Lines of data
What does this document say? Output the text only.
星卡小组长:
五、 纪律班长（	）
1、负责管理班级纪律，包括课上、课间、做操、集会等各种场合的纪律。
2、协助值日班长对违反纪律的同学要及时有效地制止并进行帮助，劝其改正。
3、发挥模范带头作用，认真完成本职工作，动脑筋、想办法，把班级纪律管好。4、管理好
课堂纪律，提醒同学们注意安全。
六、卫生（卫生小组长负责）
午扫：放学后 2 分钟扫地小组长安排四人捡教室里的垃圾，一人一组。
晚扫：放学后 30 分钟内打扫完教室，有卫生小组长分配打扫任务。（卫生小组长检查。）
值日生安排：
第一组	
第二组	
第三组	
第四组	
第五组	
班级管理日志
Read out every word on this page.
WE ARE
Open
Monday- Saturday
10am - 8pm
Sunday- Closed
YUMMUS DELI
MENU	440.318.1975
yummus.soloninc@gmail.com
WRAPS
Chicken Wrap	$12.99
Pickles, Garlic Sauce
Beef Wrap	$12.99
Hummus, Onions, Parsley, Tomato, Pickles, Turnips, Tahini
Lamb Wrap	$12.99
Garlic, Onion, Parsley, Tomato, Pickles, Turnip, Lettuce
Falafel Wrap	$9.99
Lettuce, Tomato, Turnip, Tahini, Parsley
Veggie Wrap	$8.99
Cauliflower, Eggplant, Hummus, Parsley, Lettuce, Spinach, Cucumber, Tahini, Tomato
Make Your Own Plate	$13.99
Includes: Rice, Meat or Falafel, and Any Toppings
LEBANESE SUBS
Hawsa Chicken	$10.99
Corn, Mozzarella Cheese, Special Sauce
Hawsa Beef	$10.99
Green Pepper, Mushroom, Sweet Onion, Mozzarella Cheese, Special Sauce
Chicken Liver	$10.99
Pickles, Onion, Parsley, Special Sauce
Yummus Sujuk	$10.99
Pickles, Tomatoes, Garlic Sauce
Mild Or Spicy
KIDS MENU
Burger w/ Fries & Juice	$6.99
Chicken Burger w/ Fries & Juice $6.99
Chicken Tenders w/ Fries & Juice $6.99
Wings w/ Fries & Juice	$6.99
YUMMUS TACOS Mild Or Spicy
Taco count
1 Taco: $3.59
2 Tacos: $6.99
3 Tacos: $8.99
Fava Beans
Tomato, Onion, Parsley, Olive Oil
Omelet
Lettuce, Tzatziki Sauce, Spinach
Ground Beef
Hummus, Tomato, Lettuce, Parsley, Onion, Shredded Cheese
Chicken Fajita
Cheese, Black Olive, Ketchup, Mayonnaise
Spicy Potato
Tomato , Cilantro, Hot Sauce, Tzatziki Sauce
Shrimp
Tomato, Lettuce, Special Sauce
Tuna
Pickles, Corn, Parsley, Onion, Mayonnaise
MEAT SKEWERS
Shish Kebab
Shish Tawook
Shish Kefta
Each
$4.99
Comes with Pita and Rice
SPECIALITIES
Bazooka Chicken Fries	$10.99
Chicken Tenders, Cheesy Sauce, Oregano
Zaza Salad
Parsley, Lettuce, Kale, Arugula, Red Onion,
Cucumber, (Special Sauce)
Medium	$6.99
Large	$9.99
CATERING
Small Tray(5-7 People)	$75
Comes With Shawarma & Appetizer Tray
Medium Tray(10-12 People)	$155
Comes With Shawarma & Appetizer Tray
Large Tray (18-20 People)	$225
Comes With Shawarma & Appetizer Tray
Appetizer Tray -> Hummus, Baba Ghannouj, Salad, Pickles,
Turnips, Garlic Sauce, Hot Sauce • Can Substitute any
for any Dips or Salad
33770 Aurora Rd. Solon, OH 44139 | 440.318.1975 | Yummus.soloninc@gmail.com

The exercise:
The records above must be repeated exactly, every one of them.

The response:
What does this document say? Output the text only.
星卡小组长:
五、 纪律班长（	）
1、负责管理班级纪律，包括课上、课间、做操、集会等各种场合的纪律。
2、协助值日班长对违反纪律的同学要及时有效地制止并进行帮助，劝其改正。
3、发挥模范带头作用，认真完成本职工作，动脑筋、想办法，把班级纪律管好。4、管理好
课堂纪律，提醒同学们注意安全。
六、卫生（卫生小组长负责）
午扫：放学后 2 分钟扫地小组长安排四人捡教室里的垃圾，一人一组。
晚扫：放学后 30 分钟内打扫完教室，有卫生小组长分配打扫任务。（卫生小组长检查。）
值日生安排：
第一组	
第二组	
第三组	
第四组	
第五组	
班级管理日志
Read out every word on this page.
WE ARE
Open
Monday- Saturday
10am - 8pm
Sunday- Closed
YUMMUS DELI
MENU	440.318.1975
yummus.soloninc@gmail.com
WRAPS
Chicken Wrap	$12.99
Pickles, Garlic Sauce
Beef Wrap	$12.99
Hummus, Onions, Parsley, Tomato, Pickles, Turnips, Tahini
Lamb Wrap	$12.99
Garlic, Onion, Parsley, Tomato, Pickles, Turnip, Lettuce
Falafel Wrap	$9.99
Lettuce, Tomato, Turnip, Tahini, Parsley
Veggie Wrap	$8.99
Cauliflower, Eggplant, Hummus, Parsley, Lettuce, Spinach, Cucumber, Tahini, Tomato
Make Your Own Plate	$13.99
Includes: Rice, Meat or Falafel, and Any Toppings
LEBANESE SUBS
Hawsa Chicken	$10.99
Corn, Mozzarella Cheese, Special Sauce
Hawsa Beef	$10.99
Green Pepper, Mushroom, Sweet Onion, Mozzarella Cheese, Special Sauce
Chicken Liver	$10.99
Pickles, Onion, Parsley, Special Sauce
Yummus Sujuk	$10.99
Pickles, Tomatoes, Garlic Sauce
Mild Or Spicy
KIDS MENU
Burger w/ Fries & Juice	$6.99
Chicken Burger w/ Fries & Juice $6.99
Chicken Tenders w/ Fries & Juice $6.99
Wings w/ Fries & Juice	$6.99
YUMMUS TACOS Mild Or Spicy
Taco count
1 Taco: $3.59
2 Tacos: $6.99
3 Tacos: $8.99
Fava Beans
Tomato, Onion, Parsley, Olive Oil
Omelet
Lettuce, Tzatziki Sauce, Spinach
Ground Beef
Hummus, Tomato, Lettuce, Parsley, Onion, Shredded Cheese
Chicken Fajita
Cheese, Black Olive, Ketchup, Mayonnaise
Spicy Potato
Tomato , Cilantro, Hot Sauce, Tzatziki Sauce
Shrimp
Tomato, Lettuce, Special Sauce
Tuna
Pickles, Corn, Parsley, Onion, Mayonnaise
MEAT SKEWERS
Shish Kebab
Shish Tawook
Shish Kefta
Each
$4.99
Comes with Pita and Rice
SPECIALITIES
Bazooka Chicken Fries	$10.99
Chicken Tenders, Cheesy Sauce, Oregano
Zaza Salad
Parsley, Lettuce, Kale, Arugula, Red Onion,
Cucumber, (Special Sauce)
Medium	$6.99
Large	$9.99
CATERING
Small Tray(5-7 People)	$75
Comes With Shawarma & Appetizer Tray
Medium Tray(10-12 People)	$155
Comes With Shawarma & Appetizer Tray
Large Tray (18-20 People)	$225
Comes With Shawarma & Appetizer Tray
Appetizer Tray -> Hummus, Baba Ghannouj, Salad, Pickles,
Turnips, Garlic Sauce, Hot Sauce • Can Substitute any
for any Dips or Salad
33770 Aurora Rd. Solon, OH 44139 | 440.318.1975 | Yummus.soloninc@gmail.com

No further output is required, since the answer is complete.